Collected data
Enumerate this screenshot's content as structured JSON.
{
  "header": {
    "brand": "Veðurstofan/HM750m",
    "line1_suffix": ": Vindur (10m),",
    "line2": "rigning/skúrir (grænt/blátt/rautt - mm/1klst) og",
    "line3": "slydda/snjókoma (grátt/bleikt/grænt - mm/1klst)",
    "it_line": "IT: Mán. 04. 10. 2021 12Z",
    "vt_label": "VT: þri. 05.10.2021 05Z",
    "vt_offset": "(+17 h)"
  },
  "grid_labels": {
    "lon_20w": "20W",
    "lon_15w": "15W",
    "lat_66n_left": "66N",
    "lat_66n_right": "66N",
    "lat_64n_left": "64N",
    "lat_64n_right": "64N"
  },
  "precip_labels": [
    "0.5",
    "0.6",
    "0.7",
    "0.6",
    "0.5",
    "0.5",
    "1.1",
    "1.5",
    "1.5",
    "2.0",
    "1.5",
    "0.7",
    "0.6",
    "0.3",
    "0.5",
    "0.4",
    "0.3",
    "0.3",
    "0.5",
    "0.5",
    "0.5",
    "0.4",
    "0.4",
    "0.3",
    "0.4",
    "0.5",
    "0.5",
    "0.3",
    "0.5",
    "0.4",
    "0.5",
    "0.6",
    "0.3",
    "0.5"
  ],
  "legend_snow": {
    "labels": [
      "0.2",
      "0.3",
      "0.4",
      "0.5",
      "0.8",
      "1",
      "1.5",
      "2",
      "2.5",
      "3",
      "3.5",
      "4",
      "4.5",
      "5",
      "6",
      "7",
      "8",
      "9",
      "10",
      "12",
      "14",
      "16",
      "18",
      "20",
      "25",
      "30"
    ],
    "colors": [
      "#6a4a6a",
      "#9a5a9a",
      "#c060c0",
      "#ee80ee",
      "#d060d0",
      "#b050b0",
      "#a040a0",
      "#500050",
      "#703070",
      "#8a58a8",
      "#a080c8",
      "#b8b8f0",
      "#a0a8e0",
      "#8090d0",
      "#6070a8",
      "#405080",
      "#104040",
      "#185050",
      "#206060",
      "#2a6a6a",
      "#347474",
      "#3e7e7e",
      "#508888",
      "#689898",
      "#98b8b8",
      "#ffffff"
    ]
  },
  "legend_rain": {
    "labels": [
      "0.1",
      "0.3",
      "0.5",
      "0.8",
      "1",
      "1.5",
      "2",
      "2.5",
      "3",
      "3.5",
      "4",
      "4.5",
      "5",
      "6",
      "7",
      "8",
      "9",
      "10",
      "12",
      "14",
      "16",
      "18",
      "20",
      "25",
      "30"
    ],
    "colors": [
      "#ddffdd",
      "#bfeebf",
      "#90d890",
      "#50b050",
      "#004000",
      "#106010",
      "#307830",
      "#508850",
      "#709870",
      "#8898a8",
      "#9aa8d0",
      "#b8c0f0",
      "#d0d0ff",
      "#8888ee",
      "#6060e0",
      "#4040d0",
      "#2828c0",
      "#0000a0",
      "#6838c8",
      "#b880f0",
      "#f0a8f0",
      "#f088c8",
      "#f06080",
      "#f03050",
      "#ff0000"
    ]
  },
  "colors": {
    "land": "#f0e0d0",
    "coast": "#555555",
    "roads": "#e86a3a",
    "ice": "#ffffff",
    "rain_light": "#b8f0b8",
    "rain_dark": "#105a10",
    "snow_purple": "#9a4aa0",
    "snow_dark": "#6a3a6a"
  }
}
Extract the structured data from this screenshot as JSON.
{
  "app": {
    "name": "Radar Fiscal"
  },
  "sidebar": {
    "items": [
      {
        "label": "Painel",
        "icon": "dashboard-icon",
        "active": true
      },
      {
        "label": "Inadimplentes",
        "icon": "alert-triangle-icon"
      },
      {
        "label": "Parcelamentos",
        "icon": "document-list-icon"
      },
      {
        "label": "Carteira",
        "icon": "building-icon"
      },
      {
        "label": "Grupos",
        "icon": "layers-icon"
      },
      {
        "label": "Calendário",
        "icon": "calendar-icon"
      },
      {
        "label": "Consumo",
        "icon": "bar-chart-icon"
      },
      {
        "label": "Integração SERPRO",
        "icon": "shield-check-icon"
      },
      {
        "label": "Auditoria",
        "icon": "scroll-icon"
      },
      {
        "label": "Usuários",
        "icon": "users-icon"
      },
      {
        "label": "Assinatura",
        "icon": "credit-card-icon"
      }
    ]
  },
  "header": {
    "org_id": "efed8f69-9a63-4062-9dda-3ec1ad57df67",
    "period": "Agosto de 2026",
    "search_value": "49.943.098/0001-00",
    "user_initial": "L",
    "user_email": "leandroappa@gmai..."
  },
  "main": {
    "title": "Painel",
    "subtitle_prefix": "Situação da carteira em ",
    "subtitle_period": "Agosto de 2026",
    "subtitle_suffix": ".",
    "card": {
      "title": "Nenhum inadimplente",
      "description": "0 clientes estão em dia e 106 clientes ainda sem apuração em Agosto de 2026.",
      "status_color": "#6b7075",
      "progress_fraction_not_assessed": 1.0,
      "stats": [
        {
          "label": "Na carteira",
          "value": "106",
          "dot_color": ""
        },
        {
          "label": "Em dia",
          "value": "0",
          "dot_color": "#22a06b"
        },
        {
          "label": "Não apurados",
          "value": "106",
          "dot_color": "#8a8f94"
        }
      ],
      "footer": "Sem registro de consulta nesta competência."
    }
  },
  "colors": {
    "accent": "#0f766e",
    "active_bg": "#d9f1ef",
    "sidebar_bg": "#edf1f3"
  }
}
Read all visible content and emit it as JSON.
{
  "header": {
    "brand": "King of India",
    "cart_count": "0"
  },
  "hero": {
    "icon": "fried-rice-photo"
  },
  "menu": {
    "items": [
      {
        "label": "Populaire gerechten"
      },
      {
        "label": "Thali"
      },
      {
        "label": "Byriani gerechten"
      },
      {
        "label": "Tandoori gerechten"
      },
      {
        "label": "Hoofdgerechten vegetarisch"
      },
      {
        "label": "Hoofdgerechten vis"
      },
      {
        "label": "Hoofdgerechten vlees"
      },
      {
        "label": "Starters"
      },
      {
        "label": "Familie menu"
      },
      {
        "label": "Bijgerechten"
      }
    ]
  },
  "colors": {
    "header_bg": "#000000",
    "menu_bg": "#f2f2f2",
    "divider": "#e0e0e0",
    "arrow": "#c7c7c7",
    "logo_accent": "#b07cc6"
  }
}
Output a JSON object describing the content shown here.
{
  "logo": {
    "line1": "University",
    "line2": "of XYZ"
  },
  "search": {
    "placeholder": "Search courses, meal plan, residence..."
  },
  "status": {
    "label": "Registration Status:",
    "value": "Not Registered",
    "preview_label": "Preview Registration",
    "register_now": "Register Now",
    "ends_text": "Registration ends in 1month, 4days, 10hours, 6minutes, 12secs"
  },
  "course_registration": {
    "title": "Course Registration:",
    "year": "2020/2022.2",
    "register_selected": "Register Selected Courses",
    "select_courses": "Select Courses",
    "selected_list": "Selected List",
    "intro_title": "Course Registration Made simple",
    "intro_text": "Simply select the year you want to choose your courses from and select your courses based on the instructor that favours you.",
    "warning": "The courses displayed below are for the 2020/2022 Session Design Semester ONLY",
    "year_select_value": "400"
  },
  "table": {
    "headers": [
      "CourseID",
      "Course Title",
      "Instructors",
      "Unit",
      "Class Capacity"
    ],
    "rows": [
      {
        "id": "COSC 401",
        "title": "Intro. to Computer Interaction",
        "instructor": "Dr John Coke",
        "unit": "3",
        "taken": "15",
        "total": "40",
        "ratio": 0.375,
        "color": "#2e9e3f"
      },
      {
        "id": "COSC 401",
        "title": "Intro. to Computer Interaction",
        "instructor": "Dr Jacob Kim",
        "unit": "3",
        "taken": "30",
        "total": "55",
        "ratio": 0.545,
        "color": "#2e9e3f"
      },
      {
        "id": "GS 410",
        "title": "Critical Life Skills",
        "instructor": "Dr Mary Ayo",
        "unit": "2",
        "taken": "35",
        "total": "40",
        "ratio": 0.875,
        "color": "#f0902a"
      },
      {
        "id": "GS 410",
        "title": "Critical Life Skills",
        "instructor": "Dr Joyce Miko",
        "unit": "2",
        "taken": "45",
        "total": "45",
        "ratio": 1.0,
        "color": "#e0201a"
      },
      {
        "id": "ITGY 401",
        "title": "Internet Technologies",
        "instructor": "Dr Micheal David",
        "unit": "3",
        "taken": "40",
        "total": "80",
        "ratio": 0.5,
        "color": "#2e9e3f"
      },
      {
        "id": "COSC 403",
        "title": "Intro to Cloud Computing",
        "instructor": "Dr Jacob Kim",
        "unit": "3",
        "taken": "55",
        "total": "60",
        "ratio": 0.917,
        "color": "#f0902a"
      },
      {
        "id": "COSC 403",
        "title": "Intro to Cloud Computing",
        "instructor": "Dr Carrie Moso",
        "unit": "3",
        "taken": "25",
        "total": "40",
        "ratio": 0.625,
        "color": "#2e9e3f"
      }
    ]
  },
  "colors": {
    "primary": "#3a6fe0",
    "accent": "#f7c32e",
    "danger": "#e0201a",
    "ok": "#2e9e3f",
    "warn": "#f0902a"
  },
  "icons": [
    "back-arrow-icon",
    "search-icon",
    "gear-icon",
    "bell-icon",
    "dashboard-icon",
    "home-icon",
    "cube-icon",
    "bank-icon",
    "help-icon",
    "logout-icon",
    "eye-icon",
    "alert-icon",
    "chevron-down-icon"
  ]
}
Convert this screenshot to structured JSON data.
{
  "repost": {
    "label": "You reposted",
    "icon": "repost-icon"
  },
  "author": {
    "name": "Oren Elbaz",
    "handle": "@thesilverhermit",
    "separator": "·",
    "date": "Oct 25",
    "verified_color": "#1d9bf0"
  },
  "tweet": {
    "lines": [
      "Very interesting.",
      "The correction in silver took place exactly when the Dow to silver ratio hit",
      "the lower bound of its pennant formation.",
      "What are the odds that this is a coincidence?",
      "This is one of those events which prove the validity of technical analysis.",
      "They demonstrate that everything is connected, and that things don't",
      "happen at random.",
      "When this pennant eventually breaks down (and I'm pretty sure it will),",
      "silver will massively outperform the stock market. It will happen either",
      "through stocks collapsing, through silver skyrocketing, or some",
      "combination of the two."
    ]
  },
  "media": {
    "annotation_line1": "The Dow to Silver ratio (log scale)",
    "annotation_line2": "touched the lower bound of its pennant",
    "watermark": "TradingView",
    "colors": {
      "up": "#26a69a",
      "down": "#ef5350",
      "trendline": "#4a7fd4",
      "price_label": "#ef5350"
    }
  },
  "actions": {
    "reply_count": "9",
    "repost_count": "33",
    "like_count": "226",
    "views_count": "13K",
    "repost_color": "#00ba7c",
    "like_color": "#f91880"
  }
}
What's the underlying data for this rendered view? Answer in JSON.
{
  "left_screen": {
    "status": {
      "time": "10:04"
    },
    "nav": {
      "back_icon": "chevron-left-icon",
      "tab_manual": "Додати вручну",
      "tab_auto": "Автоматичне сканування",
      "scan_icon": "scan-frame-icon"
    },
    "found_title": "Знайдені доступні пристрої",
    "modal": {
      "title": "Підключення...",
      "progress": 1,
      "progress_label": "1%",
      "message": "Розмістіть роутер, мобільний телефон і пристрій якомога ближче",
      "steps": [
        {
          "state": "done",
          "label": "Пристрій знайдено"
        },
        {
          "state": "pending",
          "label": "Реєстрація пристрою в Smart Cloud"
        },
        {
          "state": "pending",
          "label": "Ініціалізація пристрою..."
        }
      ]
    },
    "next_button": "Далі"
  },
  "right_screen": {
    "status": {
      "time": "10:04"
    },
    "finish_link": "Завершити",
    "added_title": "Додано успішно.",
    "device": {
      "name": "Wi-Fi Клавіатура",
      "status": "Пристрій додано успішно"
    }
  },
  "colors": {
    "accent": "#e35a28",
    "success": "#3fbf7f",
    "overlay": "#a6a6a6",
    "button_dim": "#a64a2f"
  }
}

**Short problem:**
Copy in full each line that holds the word "Agosto".

**Solution for this problem:**
    "period": "Agosto de 2026",
    "subtitle_period": "Agosto de 2026",
      "description": "0 clientes estão em dia e 106 clientes ainda sem apuração em Agosto de 2026.",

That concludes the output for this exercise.